**EXERCISE:**
For the copy, please give all of the data again exactly and leave the pictures out.

++++++

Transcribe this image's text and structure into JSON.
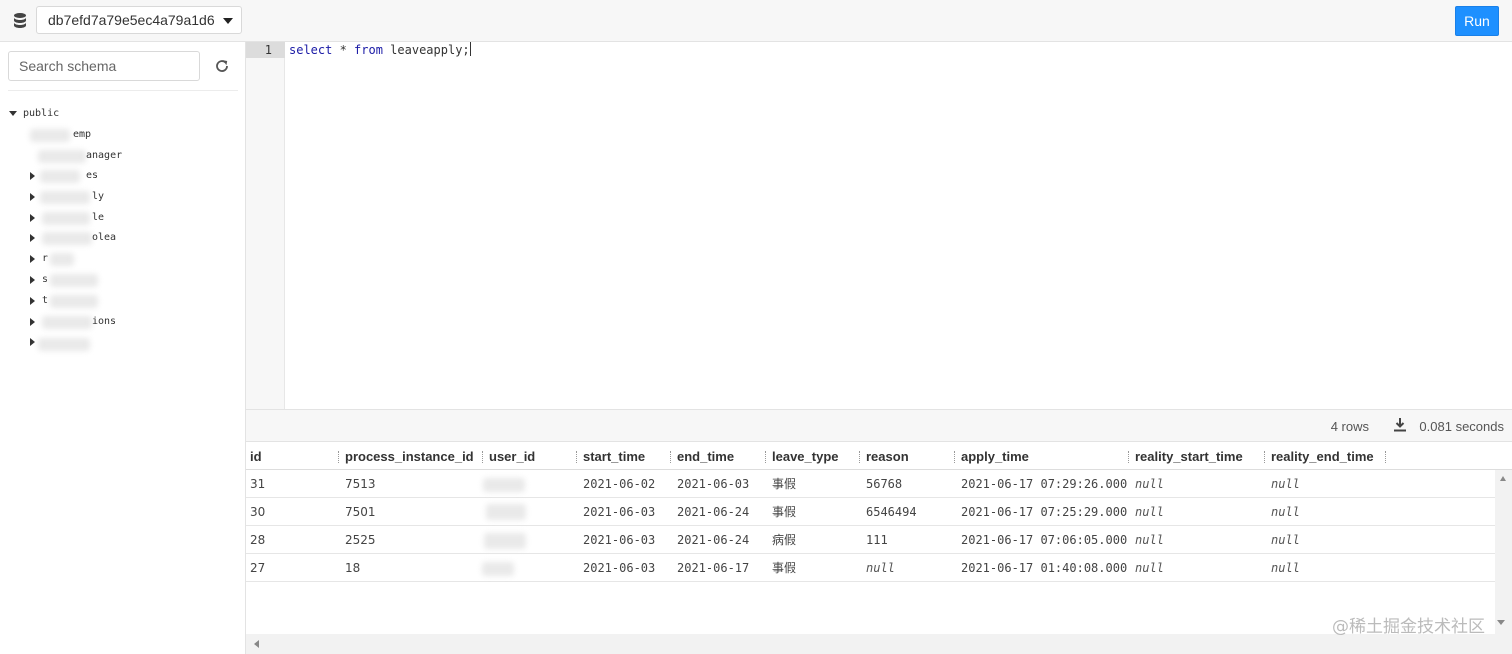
{
  "toolbar": {
    "database": "db7efd7a79e5ec4a79a1d6",
    "run_label": "Run"
  },
  "sidebar": {
    "search_placeholder": "Search schema",
    "schema": "public",
    "tables": [
      {
        "label": "emp",
        "expanded": false,
        "has_toggle": false
      },
      {
        "label": "anager",
        "expanded": false,
        "has_toggle": false
      },
      {
        "label": "es",
        "expanded": false,
        "has_toggle": true
      },
      {
        "label": "ly",
        "expanded": false,
        "has_toggle": true
      },
      {
        "label": "le",
        "expanded": false,
        "has_toggle": true
      },
      {
        "label": "olea",
        "expanded": false,
        "has_toggle": true
      },
      {
        "label": "r",
        "expanded": false,
        "has_toggle": true
      },
      {
        "label": "s",
        "expanded": false,
        "has_toggle": true
      },
      {
        "label": "t",
        "expanded": false,
        "has_toggle": true
      },
      {
        "label": "ions",
        "expanded": false,
        "has_toggle": true
      },
      {
        "label": "",
        "expanded": false,
        "has_toggle": true
      }
    ]
  },
  "editor": {
    "line_number": "1",
    "kw_select": "select",
    "code_star": " * ",
    "kw_from": "from",
    "code_rest": " leaveapply;"
  },
  "results": {
    "rows_label": "4 rows",
    "elapsed": "0.081 seconds",
    "columns": [
      "id",
      "process_instance_id",
      "user_id",
      "start_time",
      "end_time",
      "leave_type",
      "reason",
      "apply_time",
      "reality_start_time",
      "reality_end_time"
    ],
    "rows": [
      {
        "id": "31",
        "process_instance_id": "7513",
        "user_id": "",
        "start_time": "2021-06-02",
        "end_time": "2021-06-03",
        "leave_type": "事假",
        "reason": "56768",
        "apply_time": "2021-06-17 07:29:26.000",
        "reality_start_time": "null",
        "reality_end_time": "null"
      },
      {
        "id": "30",
        "process_instance_id": "7501",
        "user_id": "",
        "start_time": "2021-06-03",
        "end_time": "2021-06-24",
        "leave_type": "事假",
        "reason": "6546494",
        "apply_time": "2021-06-17 07:25:29.000",
        "reality_start_time": "null",
        "reality_end_time": "null"
      },
      {
        "id": "28",
        "process_instance_id": "2525",
        "user_id": "",
        "start_time": "2021-06-03",
        "end_time": "2021-06-24",
        "leave_type": "病假",
        "reason": "111",
        "apply_time": "2021-06-17 07:06:05.000",
        "reality_start_time": "null",
        "reality_end_time": "null"
      },
      {
        "id": "27",
        "process_instance_id": "18",
        "user_id": "",
        "start_time": "2021-06-03",
        "end_time": "2021-06-17",
        "leave_type": "事假",
        "reason": "null",
        "apply_time": "2021-06-17 01:40:08.000",
        "reality_start_time": "null",
        "reality_end_time": "null"
      }
    ]
  },
  "watermark": "@稀土掘金技术社区",
  "icons": {
    "database": "database-icon",
    "refresh": "refresh-icon",
    "download": "download-icon",
    "caret": "chevron-down-icon"
  },
  "colors": {
    "run_button": "#1e90ff",
    "keyword": "#1a1aa6"
  }
}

++++++

**THE OUTPUT:**
Transcribe this image's text and structure into JSON.
{
  "toolbar": {
    "database": "db7efd7a79e5ec4a79a1d6",
    "run_label": "Run"
  },
  "sidebar": {
    "search_placeholder": "Search schema",
    "schema": "public",
    "tables": [
      {
        "label": "emp",
        "expanded": false,
        "has_toggle": false
      },
      {
        "label": "anager",
        "expanded": false,
        "has_toggle": false
      },
      {
        "label": "es",
        "expanded": false,
        "has_toggle": true
      },
      {
        "label": "ly",
        "expanded": false,
        "has_toggle": true
      },
      {
        "label": "le",
        "expanded": false,
        "has_toggle": true
      },
      {
        "label": "olea",
        "expanded": false,
        "has_toggle": true
      },
      {
        "label": "r",
        "expanded": false,
        "has_toggle": true
      },
      {
        "label": "s",
        "expanded": false,
        "has_toggle": true
      },
      {
        "label": "t",
        "expanded": false,
        "has_toggle": true
      },
      {
        "label": "ions",
        "expanded": false,
        "has_toggle": true
      },
      {
        "label": "",
        "expanded": false,
        "has_toggle": true
      }
    ]
  },
  "editor": {
    "line_number": "1",
    "kw_select": "select",
    "code_star": " * ",
    "kw_from": "from",
    "code_rest": " leaveapply;"
  },
  "results": {
    "rows_label": "4 rows",
    "elapsed": "0.081 seconds",
    "columns": [
      "id",
      "process_instance_id",
      "user_id",
      "start_time",
      "end_time",
      "leave_type",
      "reason",
      "apply_time",
      "reality_start_time",
      "reality_end_time"
    ],
    "rows": [
      {
        "id": "31",
        "process_instance_id": "7513",
        "user_id": "",
        "start_time": "2021-06-02",
        "end_time": "2021-06-03",
        "leave_type": "事假",
        "reason": "56768",
        "apply_time": "2021-06-17 07:29:26.000",
        "reality_start_time": "null",
        "reality_end_time": "null"
      },
      {
        "id": "30",
        "process_instance_id": "7501",
        "user_id": "",
        "start_time": "2021-06-03",
        "end_time": "2021-06-24",
        "leave_type": "事假",
        "reason": "6546494",
        "apply_time": "2021-06-17 07:25:29.000",
        "reality_start_time": "null",
        "reality_end_time": "null"
      },
      {
        "id": "28",
        "process_instance_id": "2525",
        "user_id": "",
        "start_time": "2021-06-03",
        "end_time": "2021-06-24",
        "leave_type": "病假",
        "reason": "111",
        "apply_time": "2021-06-17 07:06:05.000",
        "reality_start_time": "null",
        "reality_end_time": "null"
      },
      {
        "id": "27",
        "process_instance_id": "18",
        "user_id": "",
        "start_time": "2021-06-03",
        "end_time": "2021-06-17",
        "leave_type": "事假",
        "reason": "null",
        "apply_time": "2021-06-17 01:40:08.000",
        "reality_start_time": "null",
        "reality_end_time": "null"
      }
    ]
  },
  "watermark": "@稀土掘金技术社区",
  "icons": {
    "database": "database-icon",
    "refresh": "refresh-icon",
    "download": "download-icon",
    "caret": "chevron-down-icon"
  },
  "colors": {
    "run_button": "#1e90ff",
    "keyword": "#1a1aa6"
  }
}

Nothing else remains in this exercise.